DATASET EXTRACT:
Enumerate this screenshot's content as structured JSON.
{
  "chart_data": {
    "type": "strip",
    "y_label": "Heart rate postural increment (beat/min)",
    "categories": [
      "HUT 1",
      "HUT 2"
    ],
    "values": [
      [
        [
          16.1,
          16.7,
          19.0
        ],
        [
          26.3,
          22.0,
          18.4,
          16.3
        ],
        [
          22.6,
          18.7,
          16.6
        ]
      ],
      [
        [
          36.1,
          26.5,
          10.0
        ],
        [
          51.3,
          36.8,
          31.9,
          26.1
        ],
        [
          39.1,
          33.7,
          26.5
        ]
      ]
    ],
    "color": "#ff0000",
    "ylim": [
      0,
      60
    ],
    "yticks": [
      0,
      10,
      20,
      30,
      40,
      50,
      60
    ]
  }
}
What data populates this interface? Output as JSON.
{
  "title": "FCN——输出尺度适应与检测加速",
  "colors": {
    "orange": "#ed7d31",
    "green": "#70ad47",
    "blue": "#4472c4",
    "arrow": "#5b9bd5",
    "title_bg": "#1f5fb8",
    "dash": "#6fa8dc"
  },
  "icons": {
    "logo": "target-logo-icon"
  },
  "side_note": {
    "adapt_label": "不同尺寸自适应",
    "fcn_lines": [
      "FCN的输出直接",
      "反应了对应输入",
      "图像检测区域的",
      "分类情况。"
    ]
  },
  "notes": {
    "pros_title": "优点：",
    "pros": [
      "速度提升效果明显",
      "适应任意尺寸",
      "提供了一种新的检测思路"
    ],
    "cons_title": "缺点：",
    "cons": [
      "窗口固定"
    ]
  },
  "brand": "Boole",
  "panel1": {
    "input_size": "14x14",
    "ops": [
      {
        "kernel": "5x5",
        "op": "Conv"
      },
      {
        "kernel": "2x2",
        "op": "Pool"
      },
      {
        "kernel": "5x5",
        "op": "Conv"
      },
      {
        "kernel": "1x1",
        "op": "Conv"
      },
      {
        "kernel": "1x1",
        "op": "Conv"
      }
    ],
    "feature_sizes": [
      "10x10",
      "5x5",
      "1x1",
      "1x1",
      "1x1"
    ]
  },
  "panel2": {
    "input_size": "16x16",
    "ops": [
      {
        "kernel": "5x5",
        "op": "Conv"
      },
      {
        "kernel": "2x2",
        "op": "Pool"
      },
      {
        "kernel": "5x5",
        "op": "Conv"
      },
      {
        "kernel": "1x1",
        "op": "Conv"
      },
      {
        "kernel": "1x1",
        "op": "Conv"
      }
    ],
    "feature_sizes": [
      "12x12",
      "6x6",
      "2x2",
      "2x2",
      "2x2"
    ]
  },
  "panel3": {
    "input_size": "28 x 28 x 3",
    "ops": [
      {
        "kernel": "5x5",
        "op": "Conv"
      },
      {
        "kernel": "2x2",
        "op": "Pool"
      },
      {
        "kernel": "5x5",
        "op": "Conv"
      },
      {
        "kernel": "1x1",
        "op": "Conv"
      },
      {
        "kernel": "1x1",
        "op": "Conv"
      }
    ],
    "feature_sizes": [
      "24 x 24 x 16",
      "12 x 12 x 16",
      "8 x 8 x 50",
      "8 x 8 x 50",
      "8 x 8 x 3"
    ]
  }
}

PROBLEM:
Without leaving anything out, quote all the data.

TASK ANSWER:
Enumerate this screenshot's content as structured JSON.
{
  "chart_data": {
    "type": "strip",
    "y_label": "Heart rate postural increment (beat/min)",
    "categories": [
      "HUT 1",
      "HUT 2"
    ],
    "values": [
      [
        [
          16.1,
          16.7,
          19.0
        ],
        [
          26.3,
          22.0,
          18.4,
          16.3
        ],
        [
          22.6,
          18.7,
          16.6
        ]
      ],
      [
        [
          36.1,
          26.5,
          10.0
        ],
        [
          51.3,
          36.8,
          31.9,
          26.1
        ],
        [
          39.1,
          33.7,
          26.5
        ]
      ]
    ],
    "color": "#ff0000",
    "ylim": [
      0,
      60
    ],
    "yticks": [
      0,
      10,
      20,
      30,
      40,
      50,
      60
    ]
  }
}
What data populates this interface? Output as JSON.
{
  "title": "FCN——输出尺度适应与检测加速",
  "colors": {
    "orange": "#ed7d31",
    "green": "#70ad47",
    "blue": "#4472c4",
    "arrow": "#5b9bd5",
    "title_bg": "#1f5fb8",
    "dash": "#6fa8dc"
  },
  "icons": {
    "logo": "target-logo-icon"
  },
  "side_note": {
    "adapt_label": "不同尺寸自适应",
    "fcn_lines": [
      "FCN的输出直接",
      "反应了对应输入",
      "图像检测区域的",
      "分类情况。"
    ]
  },
  "notes": {
    "pros_title": "优点：",
    "pros": [
      "速度提升效果明显",
      "适应任意尺寸",
      "提供了一种新的检测思路"
    ],
    "cons_title": "缺点：",
    "cons": [
      "窗口固定"
    ]
  },
  "brand": "Boole",
  "panel1": {
    "input_size": "14x14",
    "ops": [
      {
        "kernel": "5x5",
        "op": "Conv"
      },
      {
        "kernel": "2x2",
        "op": "Pool"
      },
      {
        "kernel": "5x5",
        "op": "Conv"
      },
      {
        "kernel": "1x1",
        "op": "Conv"
      },
      {
        "kernel": "1x1",
        "op": "Conv"
      }
    ],
    "feature_sizes": [
      "10x10",
      "5x5",
      "1x1",
      "1x1",
      "1x1"
    ]
  },
  "panel2": {
    "input_size": "16x16",
    "ops": [
      {
        "kernel": "5x5",
        "op": "Conv"
      },
      {
        "kernel": "2x2",
        "op": "Pool"
      },
      {
        "kernel": "5x5",
        "op": "Conv"
      },
      {
        "kernel": "1x1",
        "op": "Conv"
      },
      {
        "kernel": "1x1",
        "op": "Conv"
      }
    ],
    "feature_sizes": [
      "12x12",
      "6x6",
      "2x2",
      "2x2",
      "2x2"
    ]
  },
  "panel3": {
    "input_size": "28 x 28 x 3",
    "ops": [
      {
        "kernel": "5x5",
        "op": "Conv"
      },
      {
        "kernel": "2x2",
        "op": "Pool"
      },
      {
        "kernel": "5x5",
        "op": "Conv"
      },
      {
        "kernel": "1x1",
        "op": "Conv"
      },
      {
        "kernel": "1x1",
        "op": "Conv"
      }
    ],
    "feature_sizes": [
      "24 x 24 x 16",
      "12 x 12 x 16",
      "8 x 8 x 50",
      "8 x 8 x 50",
      "8 x 8 x 3"
    ]
  }
}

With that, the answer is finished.